**Data to use**
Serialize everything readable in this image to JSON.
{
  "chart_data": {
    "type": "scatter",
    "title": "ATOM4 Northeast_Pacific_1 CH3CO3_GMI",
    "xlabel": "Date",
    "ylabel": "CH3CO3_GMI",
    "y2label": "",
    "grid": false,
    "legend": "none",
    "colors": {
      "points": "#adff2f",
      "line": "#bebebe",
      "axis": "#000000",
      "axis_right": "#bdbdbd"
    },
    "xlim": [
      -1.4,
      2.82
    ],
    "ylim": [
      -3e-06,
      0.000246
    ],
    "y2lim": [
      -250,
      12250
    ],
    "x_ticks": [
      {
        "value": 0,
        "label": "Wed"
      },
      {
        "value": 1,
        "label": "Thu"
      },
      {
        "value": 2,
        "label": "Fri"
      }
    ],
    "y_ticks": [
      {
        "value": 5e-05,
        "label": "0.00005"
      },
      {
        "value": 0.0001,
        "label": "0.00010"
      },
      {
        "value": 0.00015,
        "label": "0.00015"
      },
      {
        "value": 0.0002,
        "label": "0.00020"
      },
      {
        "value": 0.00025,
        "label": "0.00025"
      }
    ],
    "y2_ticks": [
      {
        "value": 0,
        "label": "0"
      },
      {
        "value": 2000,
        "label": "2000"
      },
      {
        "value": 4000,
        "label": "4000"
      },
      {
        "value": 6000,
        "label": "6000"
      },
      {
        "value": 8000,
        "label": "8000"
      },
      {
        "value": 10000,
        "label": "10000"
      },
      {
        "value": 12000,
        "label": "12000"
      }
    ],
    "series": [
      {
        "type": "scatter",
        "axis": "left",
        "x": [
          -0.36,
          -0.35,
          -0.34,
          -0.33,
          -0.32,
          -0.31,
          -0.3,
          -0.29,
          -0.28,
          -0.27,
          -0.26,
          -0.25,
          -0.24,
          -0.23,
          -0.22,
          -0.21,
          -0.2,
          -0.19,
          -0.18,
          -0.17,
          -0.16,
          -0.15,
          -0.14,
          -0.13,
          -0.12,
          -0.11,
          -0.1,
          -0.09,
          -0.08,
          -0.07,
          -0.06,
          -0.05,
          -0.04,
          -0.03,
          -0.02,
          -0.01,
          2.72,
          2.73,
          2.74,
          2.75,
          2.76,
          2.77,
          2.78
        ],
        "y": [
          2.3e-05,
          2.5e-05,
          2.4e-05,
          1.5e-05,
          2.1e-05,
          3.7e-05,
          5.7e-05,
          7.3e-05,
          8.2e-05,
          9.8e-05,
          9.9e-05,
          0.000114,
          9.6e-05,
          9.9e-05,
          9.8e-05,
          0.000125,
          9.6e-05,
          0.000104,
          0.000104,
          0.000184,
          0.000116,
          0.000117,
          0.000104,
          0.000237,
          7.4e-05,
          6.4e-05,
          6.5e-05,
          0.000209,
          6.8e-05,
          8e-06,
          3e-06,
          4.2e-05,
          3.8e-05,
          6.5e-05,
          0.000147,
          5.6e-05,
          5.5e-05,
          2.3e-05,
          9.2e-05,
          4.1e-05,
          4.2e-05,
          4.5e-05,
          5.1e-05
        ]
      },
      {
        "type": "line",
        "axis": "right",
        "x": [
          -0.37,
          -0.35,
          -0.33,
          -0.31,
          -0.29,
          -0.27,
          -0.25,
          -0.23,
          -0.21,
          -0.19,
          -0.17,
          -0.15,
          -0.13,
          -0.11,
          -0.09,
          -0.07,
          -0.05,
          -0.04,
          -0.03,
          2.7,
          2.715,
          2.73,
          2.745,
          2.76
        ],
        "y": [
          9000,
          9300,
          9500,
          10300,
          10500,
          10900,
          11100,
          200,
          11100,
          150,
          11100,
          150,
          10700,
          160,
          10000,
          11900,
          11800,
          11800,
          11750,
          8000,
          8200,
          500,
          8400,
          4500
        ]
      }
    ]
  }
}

**Given problem**
Would you restate each of the entries word for word?

**Result of the exercise**
Serialize everything readable in this image to JSON.
{
  "chart_data": {
    "type": "scatter",
    "title": "ATOM4 Northeast_Pacific_1 CH3CO3_GMI",
    "xlabel": "Date",
    "ylabel": "CH3CO3_GMI",
    "y2label": "",
    "grid": false,
    "legend": "none",
    "colors": {
      "points": "#adff2f",
      "line": "#bebebe",
      "axis": "#000000",
      "axis_right": "#bdbdbd"
    },
    "xlim": [
      -1.4,
      2.82
    ],
    "ylim": [
      -3e-06,
      0.000246
    ],
    "y2lim": [
      -250,
      12250
    ],
    "x_ticks": [
      {
        "value": 0,
        "label": "Wed"
      },
      {
        "value": 1,
        "label": "Thu"
      },
      {
        "value": 2,
        "label": "Fri"
      }
    ],
    "y_ticks": [
      {
        "value": 5e-05,
        "label": "0.00005"
      },
      {
        "value": 0.0001,
        "label": "0.00010"
      },
      {
        "value": 0.00015,
        "label": "0.00015"
      },
      {
        "value": 0.0002,
        "label": "0.00020"
      },
      {
        "value": 0.00025,
        "label": "0.00025"
      }
    ],
    "y2_ticks": [
      {
        "value": 0,
        "label": "0"
      },
      {
        "value": 2000,
        "label": "2000"
      },
      {
        "value": 4000,
        "label": "4000"
      },
      {
        "value": 6000,
        "label": "6000"
      },
      {
        "value": 8000,
        "label": "8000"
      },
      {
        "value": 10000,
        "label": "10000"
      },
      {
        "value": 12000,
        "label": "12000"
      }
    ],
    "series": [
      {
        "type": "scatter",
        "axis": "left",
        "x": [
          -0.36,
          -0.35,
          -0.34,
          -0.33,
          -0.32,
          -0.31,
          -0.3,
          -0.29,
          -0.28,
          -0.27,
          -0.26,
          -0.25,
          -0.24,
          -0.23,
          -0.22,
          -0.21,
          -0.2,
          -0.19,
          -0.18,
          -0.17,
          -0.16,
          -0.15,
          -0.14,
          -0.13,
          -0.12,
          -0.11,
          -0.1,
          -0.09,
          -0.08,
          -0.07,
          -0.06,
          -0.05,
          -0.04,
          -0.03,
          -0.02,
          -0.01,
          2.72,
          2.73,
          2.74,
          2.75,
          2.76,
          2.77,
          2.78
        ],
        "y": [
          2.3e-05,
          2.5e-05,
          2.4e-05,
          1.5e-05,
          2.1e-05,
          3.7e-05,
          5.7e-05,
          7.3e-05,
          8.2e-05,
          9.8e-05,
          9.9e-05,
          0.000114,
          9.6e-05,
          9.9e-05,
          9.8e-05,
          0.000125,
          9.6e-05,
          0.000104,
          0.000104,
          0.000184,
          0.000116,
          0.000117,
          0.000104,
          0.000237,
          7.4e-05,
          6.4e-05,
          6.5e-05,
          0.000209,
          6.8e-05,
          8e-06,
          3e-06,
          4.2e-05,
          3.8e-05,
          6.5e-05,
          0.000147,
          5.6e-05,
          5.5e-05,
          2.3e-05,
          9.2e-05,
          4.1e-05,
          4.2e-05,
          4.5e-05,
          5.1e-05
        ]
      },
      {
        "type": "line",
        "axis": "right",
        "x": [
          -0.37,
          -0.35,
          -0.33,
          -0.31,
          -0.29,
          -0.27,
          -0.25,
          -0.23,
          -0.21,
          -0.19,
          -0.17,
          -0.15,
          -0.13,
          -0.11,
          -0.09,
          -0.07,
          -0.05,
          -0.04,
          -0.03,
          2.7,
          2.715,
          2.73,
          2.745,
          2.76
        ],
        "y": [
          9000,
          9300,
          9500,
          10300,
          10500,
          10900,
          11100,
          200,
          11100,
          150,
          11100,
          150,
          10700,
          160,
          10000,
          11900,
          11800,
          11800,
          11750,
          8000,
          8200,
          500,
          8400,
          4500
        ]
      }
    ]
  }
}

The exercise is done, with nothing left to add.